WHAT IS ASKED -> Count how many lines contain the word "document". Respond with the number alone.
┏━━
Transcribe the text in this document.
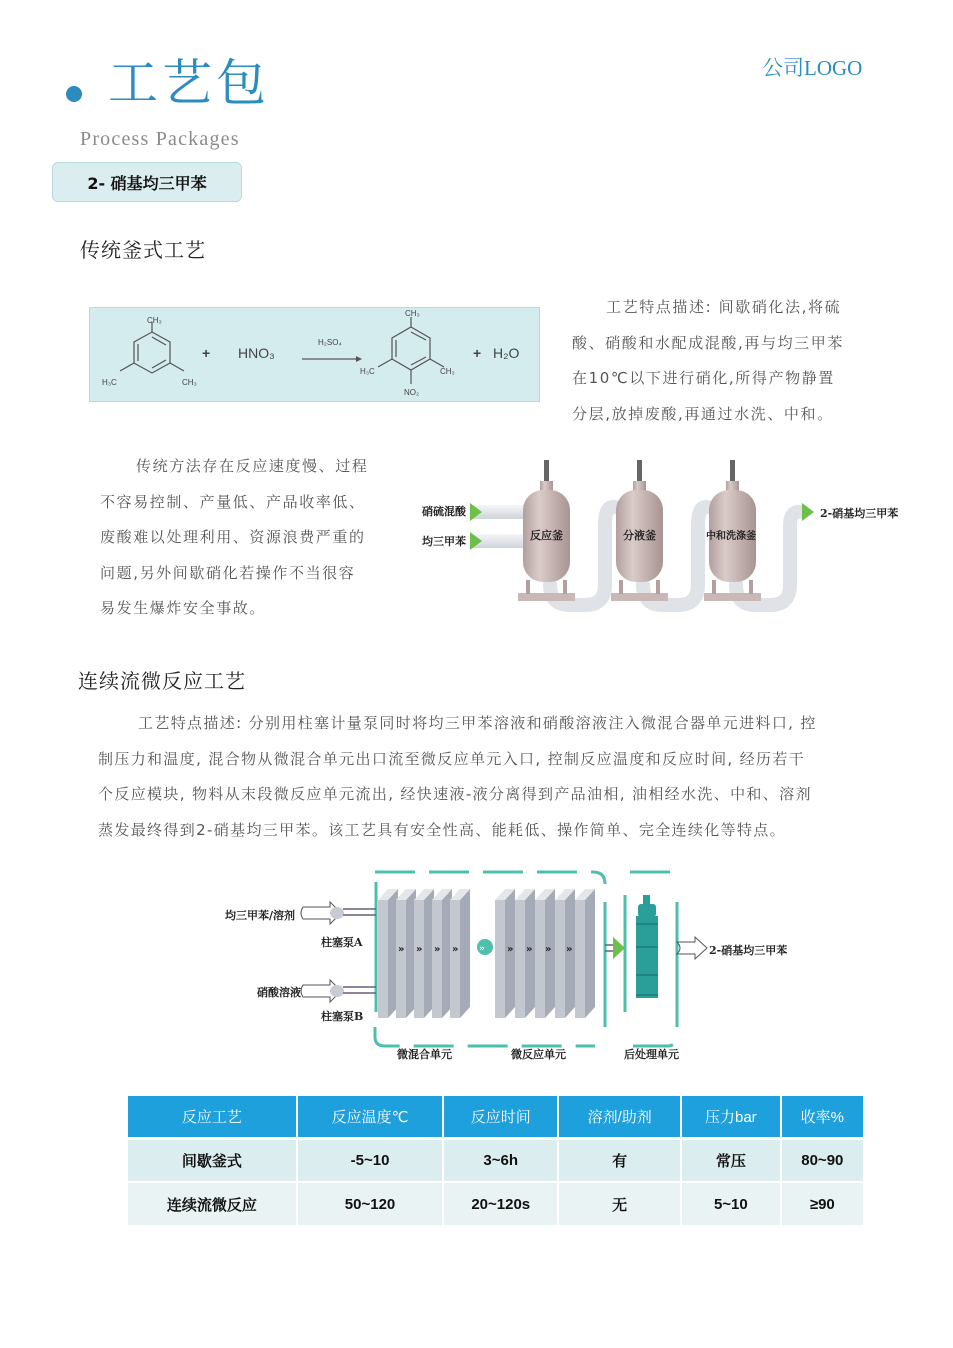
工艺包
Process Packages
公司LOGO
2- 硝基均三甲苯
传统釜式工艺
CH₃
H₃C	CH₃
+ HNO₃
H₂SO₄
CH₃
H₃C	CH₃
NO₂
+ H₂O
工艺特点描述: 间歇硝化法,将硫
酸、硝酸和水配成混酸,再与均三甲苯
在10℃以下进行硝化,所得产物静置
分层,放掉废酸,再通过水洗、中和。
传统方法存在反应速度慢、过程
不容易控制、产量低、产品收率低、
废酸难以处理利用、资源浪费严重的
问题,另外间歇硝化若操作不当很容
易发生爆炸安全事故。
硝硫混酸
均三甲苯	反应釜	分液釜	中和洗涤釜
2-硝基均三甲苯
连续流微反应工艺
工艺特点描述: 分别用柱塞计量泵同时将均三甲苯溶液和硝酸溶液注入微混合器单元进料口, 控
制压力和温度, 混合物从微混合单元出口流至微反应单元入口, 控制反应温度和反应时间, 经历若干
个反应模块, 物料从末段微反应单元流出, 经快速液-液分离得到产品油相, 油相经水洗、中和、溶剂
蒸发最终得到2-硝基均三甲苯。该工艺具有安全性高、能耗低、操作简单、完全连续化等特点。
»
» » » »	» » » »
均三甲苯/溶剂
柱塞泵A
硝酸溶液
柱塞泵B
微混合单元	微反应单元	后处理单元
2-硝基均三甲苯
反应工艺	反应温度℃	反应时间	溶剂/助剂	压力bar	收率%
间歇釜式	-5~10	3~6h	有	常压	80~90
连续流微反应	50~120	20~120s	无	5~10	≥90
┗━━
┏━━
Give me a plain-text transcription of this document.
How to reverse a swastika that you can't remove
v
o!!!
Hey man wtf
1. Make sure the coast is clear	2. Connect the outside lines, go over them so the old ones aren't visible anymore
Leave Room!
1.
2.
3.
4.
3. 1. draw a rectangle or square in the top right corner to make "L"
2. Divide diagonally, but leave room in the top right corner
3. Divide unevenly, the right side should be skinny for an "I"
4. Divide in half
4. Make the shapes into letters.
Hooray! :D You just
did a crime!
┗━━
EXERCISE RESULT -> 2